*TASK STATEMENT:* Look for "Serialize everything readable" in the listing below, then copy exactly the line it appears in and all lines after it to the end, and nothing more.

*DATASET CONTENT:*
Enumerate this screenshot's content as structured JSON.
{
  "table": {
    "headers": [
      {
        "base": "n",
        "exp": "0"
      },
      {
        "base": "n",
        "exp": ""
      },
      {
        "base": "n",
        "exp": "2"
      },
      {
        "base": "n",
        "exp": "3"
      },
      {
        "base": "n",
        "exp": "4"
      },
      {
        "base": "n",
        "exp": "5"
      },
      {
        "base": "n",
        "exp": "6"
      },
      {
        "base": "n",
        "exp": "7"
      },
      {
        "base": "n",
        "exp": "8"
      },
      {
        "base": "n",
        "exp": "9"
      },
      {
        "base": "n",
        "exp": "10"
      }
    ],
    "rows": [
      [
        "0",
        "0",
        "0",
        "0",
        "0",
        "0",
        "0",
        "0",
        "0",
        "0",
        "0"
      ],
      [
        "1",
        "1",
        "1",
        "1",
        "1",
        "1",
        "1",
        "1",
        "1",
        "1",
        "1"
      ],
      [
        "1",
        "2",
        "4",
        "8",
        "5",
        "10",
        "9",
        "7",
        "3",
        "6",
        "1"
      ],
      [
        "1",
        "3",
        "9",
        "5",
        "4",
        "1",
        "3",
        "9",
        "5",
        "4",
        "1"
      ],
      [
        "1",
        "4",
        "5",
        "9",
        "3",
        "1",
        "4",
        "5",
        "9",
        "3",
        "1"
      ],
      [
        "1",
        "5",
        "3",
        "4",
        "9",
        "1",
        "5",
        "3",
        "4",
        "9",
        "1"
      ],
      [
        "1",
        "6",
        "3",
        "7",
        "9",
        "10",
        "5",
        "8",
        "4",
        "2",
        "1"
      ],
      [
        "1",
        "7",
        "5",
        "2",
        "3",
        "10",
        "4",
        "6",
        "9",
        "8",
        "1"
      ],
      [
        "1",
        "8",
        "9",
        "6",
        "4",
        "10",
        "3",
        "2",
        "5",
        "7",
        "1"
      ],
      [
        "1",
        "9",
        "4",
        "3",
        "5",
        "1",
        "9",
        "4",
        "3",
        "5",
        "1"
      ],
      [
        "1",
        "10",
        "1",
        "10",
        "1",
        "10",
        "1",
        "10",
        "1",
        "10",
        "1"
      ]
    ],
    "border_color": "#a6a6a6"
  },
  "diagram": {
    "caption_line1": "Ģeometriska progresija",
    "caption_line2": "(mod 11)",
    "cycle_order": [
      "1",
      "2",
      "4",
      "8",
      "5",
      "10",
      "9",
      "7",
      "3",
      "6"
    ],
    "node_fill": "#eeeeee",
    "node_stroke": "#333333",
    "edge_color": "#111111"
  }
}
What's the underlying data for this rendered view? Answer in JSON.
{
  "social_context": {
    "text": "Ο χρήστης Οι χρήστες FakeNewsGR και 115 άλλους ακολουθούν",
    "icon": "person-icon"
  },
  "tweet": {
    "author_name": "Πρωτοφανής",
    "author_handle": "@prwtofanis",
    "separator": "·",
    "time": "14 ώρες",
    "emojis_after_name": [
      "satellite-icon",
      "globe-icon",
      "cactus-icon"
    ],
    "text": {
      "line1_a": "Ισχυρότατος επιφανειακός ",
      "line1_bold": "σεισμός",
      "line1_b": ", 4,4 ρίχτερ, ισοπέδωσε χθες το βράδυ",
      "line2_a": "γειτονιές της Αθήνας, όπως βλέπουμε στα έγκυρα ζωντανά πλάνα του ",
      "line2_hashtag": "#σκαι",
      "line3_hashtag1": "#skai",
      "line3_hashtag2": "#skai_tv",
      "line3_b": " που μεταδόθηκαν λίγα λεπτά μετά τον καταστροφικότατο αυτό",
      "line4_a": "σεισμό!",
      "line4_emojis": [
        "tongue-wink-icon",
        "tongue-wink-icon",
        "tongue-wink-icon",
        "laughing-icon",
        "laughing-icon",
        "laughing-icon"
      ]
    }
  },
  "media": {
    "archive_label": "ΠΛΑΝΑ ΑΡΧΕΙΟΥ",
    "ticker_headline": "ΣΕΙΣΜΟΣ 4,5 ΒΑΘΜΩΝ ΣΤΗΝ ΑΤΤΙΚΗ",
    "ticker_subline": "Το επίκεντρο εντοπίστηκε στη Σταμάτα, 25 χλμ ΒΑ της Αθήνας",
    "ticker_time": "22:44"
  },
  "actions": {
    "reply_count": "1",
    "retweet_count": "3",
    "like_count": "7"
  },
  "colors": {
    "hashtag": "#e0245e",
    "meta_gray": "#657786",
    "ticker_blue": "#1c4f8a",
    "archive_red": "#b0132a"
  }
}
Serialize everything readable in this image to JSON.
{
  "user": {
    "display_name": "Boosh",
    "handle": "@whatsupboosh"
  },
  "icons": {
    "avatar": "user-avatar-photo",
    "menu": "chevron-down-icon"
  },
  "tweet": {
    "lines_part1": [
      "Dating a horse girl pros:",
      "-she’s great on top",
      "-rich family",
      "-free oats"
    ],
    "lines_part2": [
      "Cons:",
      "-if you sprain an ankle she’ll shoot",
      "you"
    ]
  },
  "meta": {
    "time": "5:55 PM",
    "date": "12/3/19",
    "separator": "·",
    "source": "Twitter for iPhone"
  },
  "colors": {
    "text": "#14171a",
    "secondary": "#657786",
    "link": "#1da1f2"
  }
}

*SOLVED PROBLEM:*
Serialize everything readable in this image to JSON.
{
  "user": {
    "display_name": "Boosh",
    "handle": "@whatsupboosh"
  },
  "icons": {
    "avatar": "user-avatar-photo",
    "menu": "chevron-down-icon"
  },
  "tweet": {
    "lines_part1": [
      "Dating a horse girl pros:",
      "-she’s great on top",
      "-rich family",
      "-free oats"
    ],
    "lines_part2": [
      "Cons:",
      "-if you sprain an ankle she’ll shoot",
      "you"
    ]
  },
  "meta": {
    "time": "5:55 PM",
    "date": "12/3/19",
    "separator": "·",
    "source": "Twitter for iPhone"
  },
  "colors": {
    "text": "#14171a",
    "secondary": "#657786",
    "link": "#1da1f2"
  }
}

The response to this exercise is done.